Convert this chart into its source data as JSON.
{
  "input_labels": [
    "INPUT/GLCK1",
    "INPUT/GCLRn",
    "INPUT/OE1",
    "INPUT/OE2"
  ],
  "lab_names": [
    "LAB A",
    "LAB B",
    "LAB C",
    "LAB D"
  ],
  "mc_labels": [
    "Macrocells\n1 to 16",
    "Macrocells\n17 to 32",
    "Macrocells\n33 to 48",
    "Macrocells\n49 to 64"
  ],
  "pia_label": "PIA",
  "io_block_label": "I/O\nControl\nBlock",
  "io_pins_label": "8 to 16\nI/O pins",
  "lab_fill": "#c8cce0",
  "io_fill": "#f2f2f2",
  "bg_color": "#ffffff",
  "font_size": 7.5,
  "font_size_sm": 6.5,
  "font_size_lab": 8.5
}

→ JOB
Repeat all entries. Match them exactly.

→ SOLUTION
Convert this chart into its source data as JSON.
{
  "input_labels": [
    "INPUT/GLCK1",
    "INPUT/GCLRn",
    "INPUT/OE1",
    "INPUT/OE2"
  ],
  "lab_names": [
    "LAB A",
    "LAB B",
    "LAB C",
    "LAB D"
  ],
  "mc_labels": [
    "Macrocells\n1 to 16",
    "Macrocells\n17 to 32",
    "Macrocells\n33 to 48",
    "Macrocells\n49 to 64"
  ],
  "pia_label": "PIA",
  "io_block_label": "I/O\nControl\nBlock",
  "io_pins_label": "8 to 16\nI/O pins",
  "lab_fill": "#c8cce0",
  "io_fill": "#f2f2f2",
  "bg_color": "#ffffff",
  "font_size": 7.5,
  "font_size_sm": 6.5,
  "font_size_lab": 8.5
}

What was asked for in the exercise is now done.